▸ Goal of the exercise: What follows is a block of records; reproduce all of it verbatim.

▸ Information given:
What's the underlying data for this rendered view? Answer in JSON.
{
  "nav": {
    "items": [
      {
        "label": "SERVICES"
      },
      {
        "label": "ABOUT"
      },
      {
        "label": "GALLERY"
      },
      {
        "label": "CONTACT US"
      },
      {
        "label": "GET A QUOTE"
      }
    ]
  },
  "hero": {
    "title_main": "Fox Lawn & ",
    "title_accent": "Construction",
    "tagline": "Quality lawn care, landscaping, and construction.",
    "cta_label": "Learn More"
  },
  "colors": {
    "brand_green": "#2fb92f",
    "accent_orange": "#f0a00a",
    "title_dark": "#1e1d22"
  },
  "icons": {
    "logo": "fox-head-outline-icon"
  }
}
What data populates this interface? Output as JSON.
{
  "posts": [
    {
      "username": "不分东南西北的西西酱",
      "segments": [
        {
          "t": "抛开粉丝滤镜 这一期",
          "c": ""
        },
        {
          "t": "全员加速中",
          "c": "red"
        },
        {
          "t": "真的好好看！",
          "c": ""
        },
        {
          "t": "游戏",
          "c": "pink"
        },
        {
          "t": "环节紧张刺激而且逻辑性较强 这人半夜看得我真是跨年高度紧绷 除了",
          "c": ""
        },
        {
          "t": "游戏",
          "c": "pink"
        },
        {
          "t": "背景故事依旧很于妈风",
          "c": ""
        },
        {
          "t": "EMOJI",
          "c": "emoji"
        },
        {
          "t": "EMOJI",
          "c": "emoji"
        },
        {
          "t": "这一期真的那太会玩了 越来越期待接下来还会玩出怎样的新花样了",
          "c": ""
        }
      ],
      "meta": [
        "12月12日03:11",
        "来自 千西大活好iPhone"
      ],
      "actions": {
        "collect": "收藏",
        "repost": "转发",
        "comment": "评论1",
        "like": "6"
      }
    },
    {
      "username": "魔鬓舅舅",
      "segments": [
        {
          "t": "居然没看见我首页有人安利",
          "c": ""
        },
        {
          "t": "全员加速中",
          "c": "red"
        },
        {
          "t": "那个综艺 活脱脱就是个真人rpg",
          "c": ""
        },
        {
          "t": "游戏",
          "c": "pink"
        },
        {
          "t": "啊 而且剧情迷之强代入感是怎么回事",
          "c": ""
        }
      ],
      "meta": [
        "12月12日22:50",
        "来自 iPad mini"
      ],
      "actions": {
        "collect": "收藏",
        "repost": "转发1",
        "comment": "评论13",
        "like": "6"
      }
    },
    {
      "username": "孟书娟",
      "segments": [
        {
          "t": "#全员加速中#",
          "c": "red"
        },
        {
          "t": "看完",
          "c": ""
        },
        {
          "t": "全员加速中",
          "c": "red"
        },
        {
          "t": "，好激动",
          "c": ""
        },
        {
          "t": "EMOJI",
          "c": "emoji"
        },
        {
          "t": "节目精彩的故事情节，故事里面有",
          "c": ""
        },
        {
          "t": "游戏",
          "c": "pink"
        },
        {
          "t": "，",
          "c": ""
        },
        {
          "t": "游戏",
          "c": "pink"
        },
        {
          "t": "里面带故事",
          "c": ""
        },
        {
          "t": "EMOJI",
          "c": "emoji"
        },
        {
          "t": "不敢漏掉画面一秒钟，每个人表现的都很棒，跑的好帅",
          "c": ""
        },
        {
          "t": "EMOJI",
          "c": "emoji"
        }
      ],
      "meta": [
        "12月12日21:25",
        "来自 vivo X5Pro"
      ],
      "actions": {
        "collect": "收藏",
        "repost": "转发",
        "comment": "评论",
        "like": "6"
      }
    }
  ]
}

▸ Solution below:
What's the underlying data for this rendered view? Answer in JSON.
{
  "nav": {
    "items": [
      {
        "label": "SERVICES"
      },
      {
        "label": "ABOUT"
      },
      {
        "label": "GALLERY"
      },
      {
        "label": "CONTACT US"
      },
      {
        "label": "GET A QUOTE"
      }
    ]
  },
  "hero": {
    "title_main": "Fox Lawn & ",
    "title_accent": "Construction",
    "tagline": "Quality lawn care, landscaping, and construction.",
    "cta_label": "Learn More"
  },
  "colors": {
    "brand_green": "#2fb92f",
    "accent_orange": "#f0a00a",
    "title_dark": "#1e1d22"
  },
  "icons": {
    "logo": "fox-head-outline-icon"
  }
}
What data populates this interface? Output as JSON.
{
  "posts": [
    {
      "username": "不分东南西北的西西酱",
      "segments": [
        {
          "t": "抛开粉丝滤镜 这一期",
          "c": ""
        },
        {
          "t": "全员加速中",
          "c": "red"
        },
        {
          "t": "真的好好看！",
          "c": ""
        },
        {
          "t": "游戏",
          "c": "pink"
        },
        {
          "t": "环节紧张刺激而且逻辑性较强 这人半夜看得我真是跨年高度紧绷 除了",
          "c": ""
        },
        {
          "t": "游戏",
          "c": "pink"
        },
        {
          "t": "背景故事依旧很于妈风",
          "c": ""
        },
        {
          "t": "EMOJI",
          "c": "emoji"
        },
        {
          "t": "EMOJI",
          "c": "emoji"
        },
        {
          "t": "这一期真的那太会玩了 越来越期待接下来还会玩出怎样的新花样了",
          "c": ""
        }
      ],
      "meta": [
        "12月12日03:11",
        "来自 千西大活好iPhone"
      ],
      "actions": {
        "collect": "收藏",
        "repost": "转发",
        "comment": "评论1",
        "like": "6"
      }
    },
    {
      "username": "魔鬓舅舅",
      "segments": [
        {
          "t": "居然没看见我首页有人安利",
          "c": ""
        },
        {
          "t": "全员加速中",
          "c": "red"
        },
        {
          "t": "那个综艺 活脱脱就是个真人rpg",
          "c": ""
        },
        {
          "t": "游戏",
          "c": "pink"
        },
        {
          "t": "啊 而且剧情迷之强代入感是怎么回事",
          "c": ""
        }
      ],
      "meta": [
        "12月12日22:50",
        "来自 iPad mini"
      ],
      "actions": {
        "collect": "收藏",
        "repost": "转发1",
        "comment": "评论13",
        "like": "6"
      }
    },
    {
      "username": "孟书娟",
      "segments": [
        {
          "t": "#全员加速中#",
          "c": "red"
        },
        {
          "t": "看完",
          "c": ""
        },
        {
          "t": "全员加速中",
          "c": "red"
        },
        {
          "t": "，好激动",
          "c": ""
        },
        {
          "t": "EMOJI",
          "c": "emoji"
        },
        {
          "t": "节目精彩的故事情节，故事里面有",
          "c": ""
        },
        {
          "t": "游戏",
          "c": "pink"
        },
        {
          "t": "，",
          "c": ""
        },
        {
          "t": "游戏",
          "c": "pink"
        },
        {
          "t": "里面带故事",
          "c": ""
        },
        {
          "t": "EMOJI",
          "c": "emoji"
        },
        {
          "t": "不敢漏掉画面一秒钟，每个人表现的都很棒，跑的好帅",
          "c": ""
        },
        {
          "t": "EMOJI",
          "c": "emoji"
        }
      ],
      "meta": [
        "12月12日21:25",
        "来自 vivo X5Pro"
      ],
      "actions": {
        "collect": "收藏",
        "repost": "转发",
        "comment": "评论",
        "like": "6"
      }
    }
  ]
}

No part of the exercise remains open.